═══ RECORDS SHOWN ═══

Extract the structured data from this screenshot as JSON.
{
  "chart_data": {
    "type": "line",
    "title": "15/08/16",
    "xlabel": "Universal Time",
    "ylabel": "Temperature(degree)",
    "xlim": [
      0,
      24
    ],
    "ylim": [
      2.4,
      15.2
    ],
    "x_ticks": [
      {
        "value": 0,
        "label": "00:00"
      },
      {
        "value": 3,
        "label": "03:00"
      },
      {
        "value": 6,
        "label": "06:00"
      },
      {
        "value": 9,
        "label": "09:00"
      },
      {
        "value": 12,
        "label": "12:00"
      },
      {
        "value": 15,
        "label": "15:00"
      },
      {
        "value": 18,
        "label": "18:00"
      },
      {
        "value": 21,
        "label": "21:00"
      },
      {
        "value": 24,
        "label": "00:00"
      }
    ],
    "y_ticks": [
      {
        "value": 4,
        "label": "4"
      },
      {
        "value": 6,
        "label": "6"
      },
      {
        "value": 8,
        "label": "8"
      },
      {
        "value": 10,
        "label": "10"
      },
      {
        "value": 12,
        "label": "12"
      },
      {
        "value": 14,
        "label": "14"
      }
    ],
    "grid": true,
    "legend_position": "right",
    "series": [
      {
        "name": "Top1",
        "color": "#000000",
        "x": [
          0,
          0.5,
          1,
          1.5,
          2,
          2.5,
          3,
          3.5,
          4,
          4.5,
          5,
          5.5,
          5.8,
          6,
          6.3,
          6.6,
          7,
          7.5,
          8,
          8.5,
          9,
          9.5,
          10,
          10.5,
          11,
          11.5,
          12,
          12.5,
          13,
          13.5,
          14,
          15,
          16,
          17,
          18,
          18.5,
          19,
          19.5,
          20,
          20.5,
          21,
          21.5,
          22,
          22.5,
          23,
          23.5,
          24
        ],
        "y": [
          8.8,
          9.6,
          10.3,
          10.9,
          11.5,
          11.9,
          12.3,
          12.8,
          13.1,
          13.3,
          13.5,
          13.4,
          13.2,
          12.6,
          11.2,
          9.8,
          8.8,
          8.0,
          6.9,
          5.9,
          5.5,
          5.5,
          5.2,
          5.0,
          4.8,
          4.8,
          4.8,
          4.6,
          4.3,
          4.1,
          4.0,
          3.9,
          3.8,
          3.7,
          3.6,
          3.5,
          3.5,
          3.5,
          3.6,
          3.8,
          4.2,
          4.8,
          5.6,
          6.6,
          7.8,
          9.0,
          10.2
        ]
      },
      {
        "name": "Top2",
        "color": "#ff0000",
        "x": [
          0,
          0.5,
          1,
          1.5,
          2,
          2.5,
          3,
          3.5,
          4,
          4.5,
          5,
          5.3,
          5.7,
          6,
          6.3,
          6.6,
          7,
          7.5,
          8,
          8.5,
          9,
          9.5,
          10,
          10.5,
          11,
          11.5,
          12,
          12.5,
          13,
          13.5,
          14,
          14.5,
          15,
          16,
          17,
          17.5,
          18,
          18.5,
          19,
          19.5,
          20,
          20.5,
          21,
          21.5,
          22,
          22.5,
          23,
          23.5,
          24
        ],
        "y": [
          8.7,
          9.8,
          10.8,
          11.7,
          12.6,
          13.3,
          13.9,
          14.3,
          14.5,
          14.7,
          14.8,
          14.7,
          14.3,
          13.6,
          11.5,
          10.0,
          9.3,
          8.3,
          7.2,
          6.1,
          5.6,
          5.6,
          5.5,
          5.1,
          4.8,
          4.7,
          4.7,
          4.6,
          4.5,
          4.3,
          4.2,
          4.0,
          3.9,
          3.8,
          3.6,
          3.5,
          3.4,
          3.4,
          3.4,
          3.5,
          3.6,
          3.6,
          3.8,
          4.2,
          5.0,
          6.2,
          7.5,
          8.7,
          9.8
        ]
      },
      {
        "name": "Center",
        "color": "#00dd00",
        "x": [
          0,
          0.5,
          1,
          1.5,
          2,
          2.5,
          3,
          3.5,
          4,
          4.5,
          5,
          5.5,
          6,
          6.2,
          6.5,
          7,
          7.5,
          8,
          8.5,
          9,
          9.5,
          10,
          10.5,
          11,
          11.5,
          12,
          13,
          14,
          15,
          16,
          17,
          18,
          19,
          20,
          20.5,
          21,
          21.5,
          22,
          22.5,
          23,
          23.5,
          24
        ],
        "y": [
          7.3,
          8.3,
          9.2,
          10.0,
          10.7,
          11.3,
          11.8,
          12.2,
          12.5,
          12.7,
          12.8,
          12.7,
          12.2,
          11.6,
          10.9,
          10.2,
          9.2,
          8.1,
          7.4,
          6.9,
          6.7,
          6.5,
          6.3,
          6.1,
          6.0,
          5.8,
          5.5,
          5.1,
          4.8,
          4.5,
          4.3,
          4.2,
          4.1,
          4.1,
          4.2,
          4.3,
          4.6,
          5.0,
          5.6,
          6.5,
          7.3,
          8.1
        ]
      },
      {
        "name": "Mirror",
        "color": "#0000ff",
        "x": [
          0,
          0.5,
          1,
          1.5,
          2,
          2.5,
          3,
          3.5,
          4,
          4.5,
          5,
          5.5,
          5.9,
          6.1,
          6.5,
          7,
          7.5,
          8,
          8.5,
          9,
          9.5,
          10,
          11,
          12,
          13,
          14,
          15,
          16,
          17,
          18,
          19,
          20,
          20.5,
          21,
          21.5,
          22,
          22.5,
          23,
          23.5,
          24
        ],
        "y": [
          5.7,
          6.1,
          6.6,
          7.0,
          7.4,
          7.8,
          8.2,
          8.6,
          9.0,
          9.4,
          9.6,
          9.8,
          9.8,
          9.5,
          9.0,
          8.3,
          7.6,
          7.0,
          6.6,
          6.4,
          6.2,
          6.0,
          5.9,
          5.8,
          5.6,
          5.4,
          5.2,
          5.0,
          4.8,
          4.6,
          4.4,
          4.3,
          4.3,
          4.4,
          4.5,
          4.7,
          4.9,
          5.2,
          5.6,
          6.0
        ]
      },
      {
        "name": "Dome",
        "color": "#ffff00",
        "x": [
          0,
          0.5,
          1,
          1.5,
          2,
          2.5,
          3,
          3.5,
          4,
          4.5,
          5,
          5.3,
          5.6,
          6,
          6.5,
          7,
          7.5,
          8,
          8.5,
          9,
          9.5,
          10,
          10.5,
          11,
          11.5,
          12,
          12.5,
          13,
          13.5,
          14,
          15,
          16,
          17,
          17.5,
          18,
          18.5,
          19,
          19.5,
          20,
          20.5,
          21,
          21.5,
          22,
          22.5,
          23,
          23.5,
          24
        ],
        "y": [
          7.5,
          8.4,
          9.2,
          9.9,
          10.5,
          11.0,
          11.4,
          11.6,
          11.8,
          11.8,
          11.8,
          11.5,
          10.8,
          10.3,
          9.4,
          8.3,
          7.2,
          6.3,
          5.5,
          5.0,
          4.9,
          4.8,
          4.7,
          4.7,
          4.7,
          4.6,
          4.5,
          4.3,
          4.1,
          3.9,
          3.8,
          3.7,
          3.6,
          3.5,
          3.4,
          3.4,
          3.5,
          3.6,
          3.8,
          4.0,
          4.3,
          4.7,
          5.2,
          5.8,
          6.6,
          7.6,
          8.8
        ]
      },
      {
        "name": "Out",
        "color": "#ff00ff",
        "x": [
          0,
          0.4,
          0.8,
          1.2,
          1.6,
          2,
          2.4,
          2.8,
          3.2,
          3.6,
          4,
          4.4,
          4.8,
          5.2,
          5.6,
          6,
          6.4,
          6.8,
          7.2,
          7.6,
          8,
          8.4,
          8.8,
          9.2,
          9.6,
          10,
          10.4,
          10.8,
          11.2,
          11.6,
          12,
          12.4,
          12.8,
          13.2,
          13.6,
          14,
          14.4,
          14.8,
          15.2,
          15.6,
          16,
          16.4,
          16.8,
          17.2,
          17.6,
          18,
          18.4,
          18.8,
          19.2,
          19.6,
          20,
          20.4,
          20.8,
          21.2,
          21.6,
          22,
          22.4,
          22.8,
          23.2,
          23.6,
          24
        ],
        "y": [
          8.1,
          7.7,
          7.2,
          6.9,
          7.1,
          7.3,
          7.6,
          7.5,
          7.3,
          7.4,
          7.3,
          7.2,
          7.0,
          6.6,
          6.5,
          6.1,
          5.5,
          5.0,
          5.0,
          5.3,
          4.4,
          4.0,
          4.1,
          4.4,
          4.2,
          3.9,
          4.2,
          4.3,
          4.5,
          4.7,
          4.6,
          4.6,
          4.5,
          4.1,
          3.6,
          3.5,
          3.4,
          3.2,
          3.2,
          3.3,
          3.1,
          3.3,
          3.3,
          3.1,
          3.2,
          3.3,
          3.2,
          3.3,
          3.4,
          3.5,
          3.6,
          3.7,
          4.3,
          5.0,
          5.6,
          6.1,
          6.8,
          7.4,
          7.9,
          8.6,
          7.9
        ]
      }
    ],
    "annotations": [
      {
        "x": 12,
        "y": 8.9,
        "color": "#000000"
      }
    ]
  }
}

═══

- REQUIREMENT:
Read the entries and select each line where the word "name" is found.

- ANSWER:
        "name": "Top1",
        "name": "Top2",
        "name": "Center",
        "name": "Mirror",
        "name": "Dome",
        "name": "Out",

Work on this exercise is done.